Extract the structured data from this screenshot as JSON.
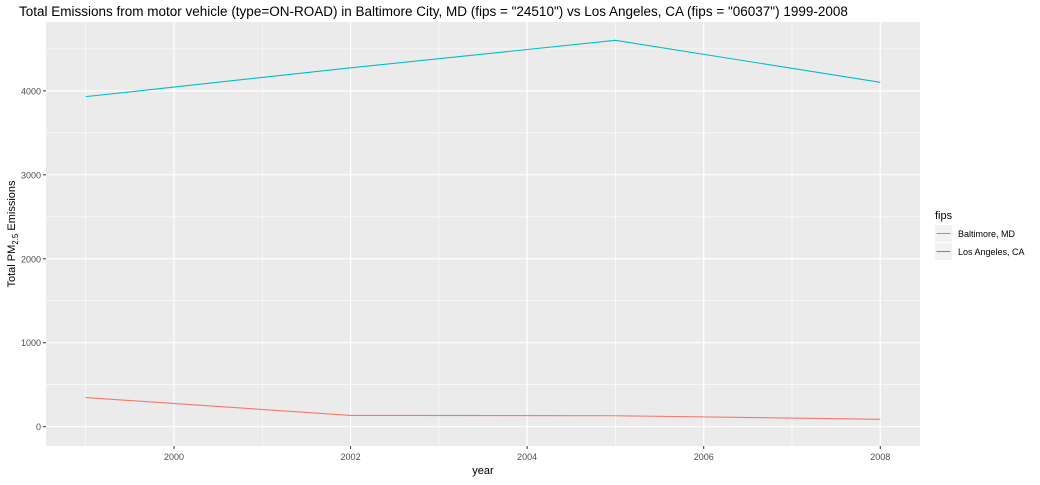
{
  "chart_data": {
    "type": "line",
    "title": "Total Emissions from motor vehicle (type=ON-ROAD) in Baltimore City, MD (fips = \"24510\") vs Los Angeles, CA (fips = \"06037\")  1999-2008",
    "xlabel": "year",
    "ylabel_prefix": "Total PM",
    "ylabel_subscript": "2.5",
    "ylabel_suffix": " Emissions",
    "xlim": [
      1998.55,
      2008.45
    ],
    "ylim": [
      -230,
      4820
    ],
    "x_ticks": [
      2000,
      2002,
      2004,
      2006,
      2008
    ],
    "x_tick_labels": [
      "2000",
      "2002",
      "2004",
      "2006",
      "2008"
    ],
    "y_ticks": [
      0,
      1000,
      2000,
      3000,
      4000
    ],
    "y_tick_labels": [
      "0",
      "1000",
      "2000",
      "3000",
      "4000"
    ],
    "grid": true,
    "legend": {
      "title": "fips",
      "position": "right"
    },
    "series": [
      {
        "name": "Baltimore, MD",
        "color": "#F8766D",
        "x": [
          1999,
          2002,
          2005,
          2008
        ],
        "y": [
          346.82,
          134.31,
          130.43,
          88.28
        ]
      },
      {
        "name": "Los Angeles, CA",
        "color": "#00BFC4",
        "x": [
          1999,
          2002,
          2005,
          2008
        ],
        "y": [
          3931.12,
          4274.03,
          4601.41,
          4101.32
        ]
      }
    ]
  }
}
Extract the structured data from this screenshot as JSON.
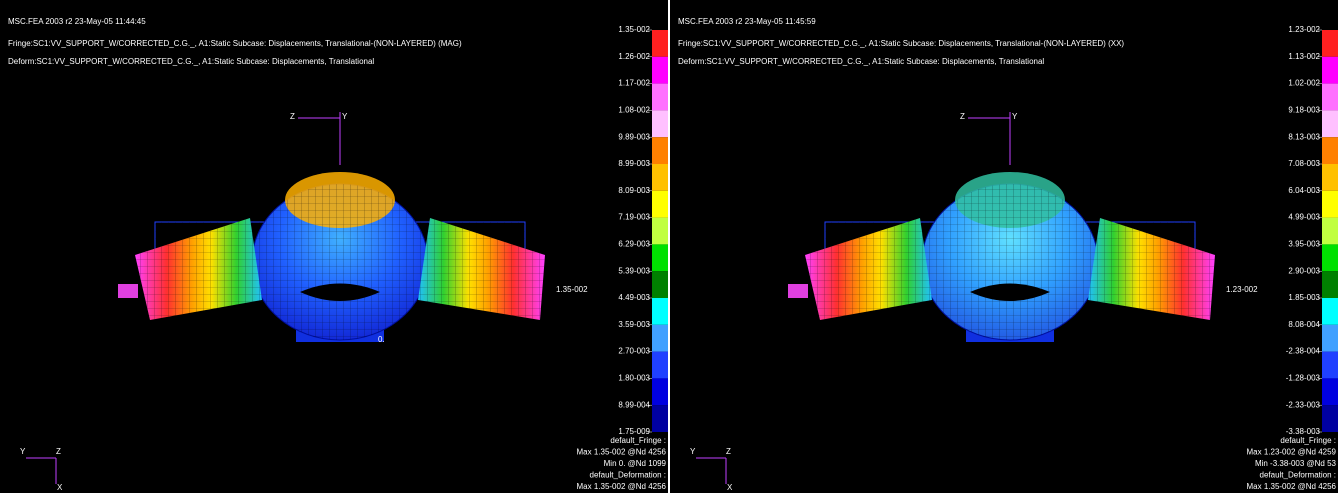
{
  "panels": [
    {
      "header": [
        "MSC.FEA 2003 r2 23-May-05 11:44:45",
        "Fringe:SC1:VV_SUPPORT_W/CORRECTED_C.G._, A1:Static Subcase: Displacements, Translational-(NON-LAYERED) (MAG)",
        "Deform:SC1:VV_SUPPORT_W/CORRECTED_C.G._, A1:Static Subcase: Displacements, Translational"
      ],
      "legend": [
        "1.35-002",
        "1.26-002",
        "1.17-002",
        "1.08-002",
        "9.89-003",
        "8.99-003",
        "8.09-003",
        "7.19-003",
        "6.29-003",
        "5.39-003",
        "4.49-003",
        "3.59-003",
        "2.70-003",
        "1.80-003",
        "8.99-004",
        "1.75-009"
      ],
      "max_marker": "1.35-002",
      "min_marker": "0.",
      "view_triad": [
        "Z",
        "Y"
      ],
      "corner_triad": [
        "Y",
        "Z",
        "X"
      ],
      "summary": [
        "default_Fringe :",
        "Max 1.35-002 @Nd 4256",
        "Min 0. @Nd 1099",
        "default_Deformation :",
        "Max 1.35-002 @Nd 4256"
      ]
    },
    {
      "header": [
        "MSC.FEA 2003 r2 23-May-05 11:45:59",
        "Fringe:SC1:VV_SUPPORT_W/CORRECTED_C.G._, A1:Static Subcase: Displacements, Translational-(NON-LAYERED) (XX)",
        "Deform:SC1:VV_SUPPORT_W/CORRECTED_C.G._, A1:Static Subcase: Displacements, Translational"
      ],
      "legend": [
        "1.23-002",
        "1.13-002",
        "1.02-002",
        "9.18-003",
        "8.13-003",
        "7.08-003",
        "6.04-003",
        "4.99-003",
        "3.95-003",
        "2.90-003",
        "1.85-003",
        "8.08-004",
        "-2.38-004",
        "-1.28-003",
        "-2.33-003",
        "-3.38-003"
      ],
      "max_marker": "1.23-002",
      "view_triad": [
        "Z",
        "Y"
      ],
      "corner_triad": [
        "Y",
        "Z",
        "X"
      ],
      "summary": [
        "default_Fringe :",
        "Max 1.23-002 @Nd 4259",
        "Min -3.38-003 @Nd 53",
        "default_Deformation :",
        "Max 1.35-002 @Nd 4256"
      ]
    }
  ]
}
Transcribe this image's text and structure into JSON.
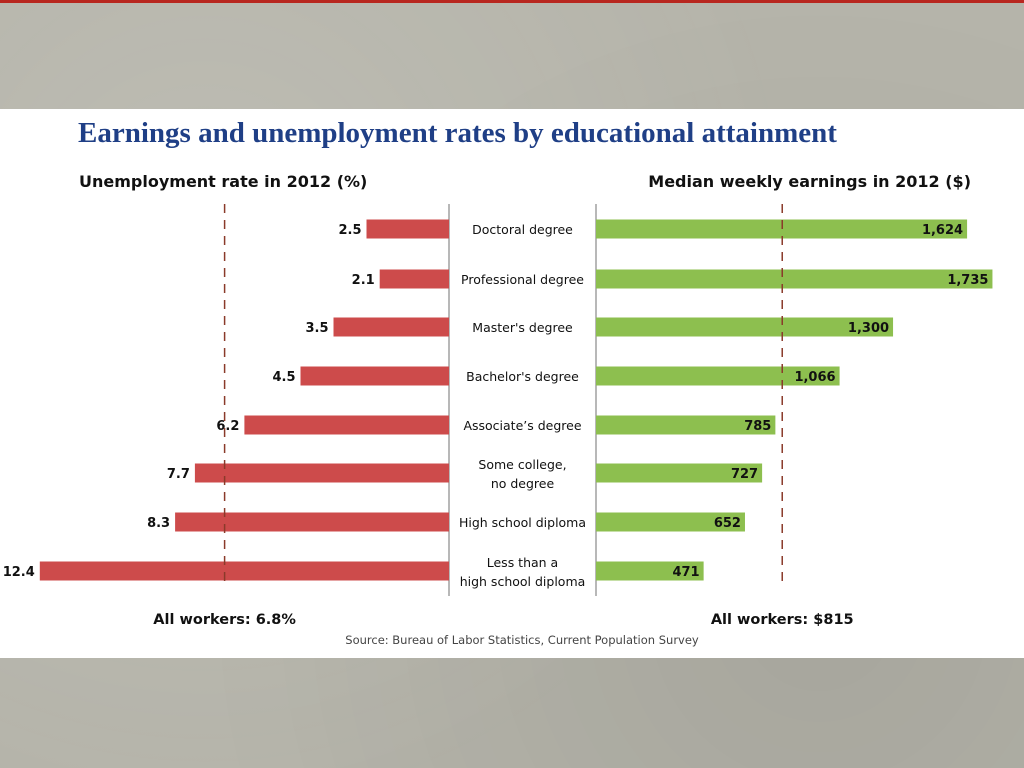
{
  "chart_data": {
    "type": "bar",
    "title": "Earnings and unemployment rates by educational attainment",
    "categories": [
      "Doctoral degree",
      "Professional degree",
      "Master's degree",
      "Bachelor's degree",
      "Associate’s degree",
      "Some college, no degree",
      "High school diploma",
      "Less than a high school diploma"
    ],
    "category_lines": [
      [
        "Doctoral degree"
      ],
      [
        "Professional degree"
      ],
      [
        "Master's degree"
      ],
      [
        "Bachelor's degree"
      ],
      [
        "Associate’s degree"
      ],
      [
        "Some college,",
        "no degree"
      ],
      [
        "High school diploma"
      ],
      [
        "Less than a",
        "high school diploma"
      ]
    ],
    "series": [
      {
        "name": "Unemployment rate in 2012 (%)",
        "values": [
          2.5,
          2.1,
          3.5,
          4.5,
          6.2,
          7.7,
          8.3,
          12.4
        ],
        "labels": [
          "2.5",
          "2.1",
          "3.5",
          "4.5",
          "6.2",
          "7.7",
          "8.3",
          "12.4"
        ],
        "color": "#cd4b4b",
        "reference_value": 6.8,
        "reference_label": "All workers: 6.8%"
      },
      {
        "name": "Median weekly earnings in 2012 ($)",
        "values": [
          1624,
          1735,
          1300,
          1066,
          785,
          727,
          652,
          471
        ],
        "labels": [
          "1,624",
          "1,735",
          "1,300",
          "1,066",
          "785",
          "727",
          "652",
          "471"
        ],
        "color": "#8dbf4f",
        "reference_value": 815,
        "reference_label": "All workers: $815"
      }
    ],
    "source": "Source: Bureau of Labor Statistics, Current Population Survey",
    "legend": "none",
    "grid": false
  }
}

▶ _Task requirements_: Reproduce all of the data exactly; the pictures do not belong in the copy.

▶ _Task solution_:
Extract the structured data from this screenshot as JSON.
{
  "chart_data": {
    "type": "line",
    "title": "Total Emissions from motor vehicle (type=ON-ROAD) in Baltimore City, MD (fips = \"24510\") vs Los Angeles, CA (fips = \"06037\")  1999-2008",
    "xlabel": "year",
    "ylabel_prefix": "Total PM",
    "ylabel_subscript": "2.5",
    "ylabel_suffix": " Emissions",
    "xlim": [
      1998.55,
      2008.45
    ],
    "ylim": [
      -230,
      4820
    ],
    "x_ticks": [
      2000,
      2002,
      2004,
      2006,
      2008
    ],
    "x_tick_labels": [
      "2000",
      "2002",
      "2004",
      "2006",
      "2008"
    ],
    "y_ticks": [
      0,
      1000,
      2000,
      3000,
      4000
    ],
    "y_tick_labels": [
      "0",
      "1000",
      "2000",
      "3000",
      "4000"
    ],
    "grid": true,
    "legend": {
      "title": "fips",
      "position": "right"
    },
    "series": [
      {
        "name": "Baltimore, MD",
        "color": "#F8766D",
        "x": [
          1999,
          2002,
          2005,
          2008
        ],
        "y": [
          346.82,
          134.31,
          130.43,
          88.28
        ]
      },
      {
        "name": "Los Angeles, CA",
        "color": "#00BFC4",
        "x": [
          1999,
          2002,
          2005,
          2008
        ],
        "y": [
          3931.12,
          4274.03,
          4601.41,
          4101.32
        ]
      }
    ]
  }
}
Extract the structured data from this screenshot as JSON.
{
  "panels": [
    {
      "header": [
        "MSC.FEA 2003 r2 23-May-05 11:44:45",
        "Fringe:SC1:VV_SUPPORT_W/CORRECTED_C.G._, A1:Static Subcase: Displacements, Translational-(NON-LAYERED) (MAG)",
        "Deform:SC1:VV_SUPPORT_W/CORRECTED_C.G._, A1:Static Subcase: Displacements, Translational"
      ],
      "legend": [
        "1.35-002",
        "1.26-002",
        "1.17-002",
        "1.08-002",
        "9.89-003",
        "8.99-003",
        "8.09-003",
        "7.19-003",
        "6.29-003",
        "5.39-003",
        "4.49-003",
        "3.59-003",
        "2.70-003",
        "1.80-003",
        "8.99-004",
        "1.75-009"
      ],
      "max_marker": "1.35-002",
      "min_marker": "0.",
      "view_triad": [
        "Z",
        "Y"
      ],
      "corner_triad": [
        "Y",
        "Z",
        "X"
      ],
      "summary": [
        "default_Fringe :",
        "Max 1.35-002 @Nd 4256",
        "Min 0. @Nd 1099",
        "default_Deformation :",
        "Max 1.35-002 @Nd 4256"
      ]
    },
    {
      "header": [
        "MSC.FEA 2003 r2 23-May-05 11:45:59",
        "Fringe:SC1:VV_SUPPORT_W/CORRECTED_C.G._, A1:Static Subcase: Displacements, Translational-(NON-LAYERED) (XX)",
        "Deform:SC1:VV_SUPPORT_W/CORRECTED_C.G._, A1:Static Subcase: Displacements, Translational"
      ],
      "legend": [
        "1.23-002",
        "1.13-002",
        "1.02-002",
        "9.18-003",
        "8.13-003",
        "7.08-003",
        "6.04-003",
        "4.99-003",
        "3.95-003",
        "2.90-003",
        "1.85-003",
        "8.08-004",
        "-2.38-004",
        "-1.28-003",
        "-2.33-003",
        "-3.38-003"
      ],
      "max_marker": "1.23-002",
      "view_triad": [
        "Z",
        "Y"
      ],
      "corner_triad": [
        "Y",
        "Z",
        "X"
      ],
      "summary": [
        "default_Fringe :",
        "Max 1.23-002 @Nd 4259",
        "Min -3.38-003 @Nd 53",
        "default_Deformation :",
        "Max 1.35-002 @Nd 4256"
      ]
    }
  ]
}
Transcribe this image's text and structure into JSON.
{
  "chart_data": {
    "type": "bar",
    "title": "Earnings and unemployment rates by educational attainment",
    "categories": [
      "Doctoral degree",
      "Professional degree",
      "Master's degree",
      "Bachelor's degree",
      "Associate’s degree",
      "Some college, no degree",
      "High school diploma",
      "Less than a high school diploma"
    ],
    "category_lines": [
      [
        "Doctoral degree"
      ],
      [
        "Professional degree"
      ],
      [
        "Master's degree"
      ],
      [
        "Bachelor's degree"
      ],
      [
        "Associate’s degree"
      ],
      [
        "Some college,",
        "no degree"
      ],
      [
        "High school diploma"
      ],
      [
        "Less than a",
        "high school diploma"
      ]
    ],
    "series": [
      {
        "name": "Unemployment rate in 2012 (%)",
        "values": [
          2.5,
          2.1,
          3.5,
          4.5,
          6.2,
          7.7,
          8.3,
          12.4
        ],
        "labels": [
          "2.5",
          "2.1",
          "3.5",
          "4.5",
          "6.2",
          "7.7",
          "8.3",
          "12.4"
        ],
        "color": "#cd4b4b",
        "reference_value": 6.8,
        "reference_label": "All workers: 6.8%"
      },
      {
        "name": "Median weekly earnings in 2012 ($)",
        "values": [
          1624,
          1735,
          1300,
          1066,
          785,
          727,
          652,
          471
        ],
        "labels": [
          "1,624",
          "1,735",
          "1,300",
          "1,066",
          "785",
          "727",
          "652",
          "471"
        ],
        "color": "#8dbf4f",
        "reference_value": 815,
        "reference_label": "All workers: $815"
      }
    ],
    "source": "Source: Bureau of Labor Statistics, Current Population Survey",
    "legend": "none",
    "grid": false
  }
}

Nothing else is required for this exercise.